§ TASK STATEMENT
Type the records out again in full, exactly.

Figure data in JSON:
## Start

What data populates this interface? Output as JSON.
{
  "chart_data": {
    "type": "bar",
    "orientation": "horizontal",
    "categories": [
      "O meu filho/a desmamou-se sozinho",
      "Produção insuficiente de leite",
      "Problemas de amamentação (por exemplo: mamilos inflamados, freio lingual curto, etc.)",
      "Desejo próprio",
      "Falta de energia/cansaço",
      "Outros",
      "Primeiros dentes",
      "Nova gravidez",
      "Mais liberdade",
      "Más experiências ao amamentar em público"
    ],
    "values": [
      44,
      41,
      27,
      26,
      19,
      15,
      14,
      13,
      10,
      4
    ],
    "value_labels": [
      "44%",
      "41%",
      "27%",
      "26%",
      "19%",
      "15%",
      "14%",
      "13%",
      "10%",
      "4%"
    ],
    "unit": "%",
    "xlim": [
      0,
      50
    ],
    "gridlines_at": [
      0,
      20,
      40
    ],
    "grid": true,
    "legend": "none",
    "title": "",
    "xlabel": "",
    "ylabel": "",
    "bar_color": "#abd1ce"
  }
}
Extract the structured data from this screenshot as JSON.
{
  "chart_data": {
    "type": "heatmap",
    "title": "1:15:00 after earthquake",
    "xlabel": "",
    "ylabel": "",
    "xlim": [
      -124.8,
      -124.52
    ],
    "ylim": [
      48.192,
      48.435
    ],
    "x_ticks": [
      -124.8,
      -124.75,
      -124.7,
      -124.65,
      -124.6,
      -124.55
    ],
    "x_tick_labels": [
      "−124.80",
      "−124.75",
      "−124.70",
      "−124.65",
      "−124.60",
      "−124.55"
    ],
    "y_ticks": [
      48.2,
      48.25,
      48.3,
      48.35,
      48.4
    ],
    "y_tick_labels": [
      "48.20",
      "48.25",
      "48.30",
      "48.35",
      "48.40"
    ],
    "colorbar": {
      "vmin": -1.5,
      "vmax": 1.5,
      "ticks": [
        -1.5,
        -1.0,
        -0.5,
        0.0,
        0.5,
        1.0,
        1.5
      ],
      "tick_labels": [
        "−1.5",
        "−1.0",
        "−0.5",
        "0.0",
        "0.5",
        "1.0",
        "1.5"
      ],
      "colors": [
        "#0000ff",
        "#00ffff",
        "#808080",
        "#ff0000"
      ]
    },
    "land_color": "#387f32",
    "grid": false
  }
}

## End

§ RESPONSE TO THIS TASK
What data populates this interface? Output as JSON.
{
  "chart_data": {
    "type": "bar",
    "orientation": "horizontal",
    "categories": [
      "O meu filho/a desmamou-se sozinho",
      "Produção insuficiente de leite",
      "Problemas de amamentação (por exemplo: mamilos inflamados, freio lingual curto, etc.)",
      "Desejo próprio",
      "Falta de energia/cansaço",
      "Outros",
      "Primeiros dentes",
      "Nova gravidez",
      "Mais liberdade",
      "Más experiências ao amamentar em público"
    ],
    "values": [
      44,
      41,
      27,
      26,
      19,
      15,
      14,
      13,
      10,
      4
    ],
    "value_labels": [
      "44%",
      "41%",
      "27%",
      "26%",
      "19%",
      "15%",
      "14%",
      "13%",
      "10%",
      "4%"
    ],
    "unit": "%",
    "xlim": [
      0,
      50
    ],
    "gridlines_at": [
      0,
      20,
      40
    ],
    "grid": true,
    "legend": "none",
    "title": "",
    "xlabel": "",
    "ylabel": "",
    "bar_color": "#abd1ce"
  }
}
Extract the structured data from this screenshot as JSON.
{
  "chart_data": {
    "type": "heatmap",
    "title": "1:15:00 after earthquake",
    "xlabel": "",
    "ylabel": "",
    "xlim": [
      -124.8,
      -124.52
    ],
    "ylim": [
      48.192,
      48.435
    ],
    "x_ticks": [
      -124.8,
      -124.75,
      -124.7,
      -124.65,
      -124.6,
      -124.55
    ],
    "x_tick_labels": [
      "−124.80",
      "−124.75",
      "−124.70",
      "−124.65",
      "−124.60",
      "−124.55"
    ],
    "y_ticks": [
      48.2,
      48.25,
      48.3,
      48.35,
      48.4
    ],
    "y_tick_labels": [
      "48.20",
      "48.25",
      "48.30",
      "48.35",
      "48.40"
    ],
    "colorbar": {
      "vmin": -1.5,
      "vmax": 1.5,
      "ticks": [
        -1.5,
        -1.0,
        -0.5,
        0.0,
        0.5,
        1.0,
        1.5
      ],
      "tick_labels": [
        "−1.5",
        "−1.0",
        "−0.5",
        "0.0",
        "0.5",
        "1.0",
        "1.5"
      ],
      "colors": [
        "#0000ff",
        "#00ffff",
        "#808080",
        "#ff0000"
      ]
    },
    "land_color": "#387f32",
    "grid": false
  }
}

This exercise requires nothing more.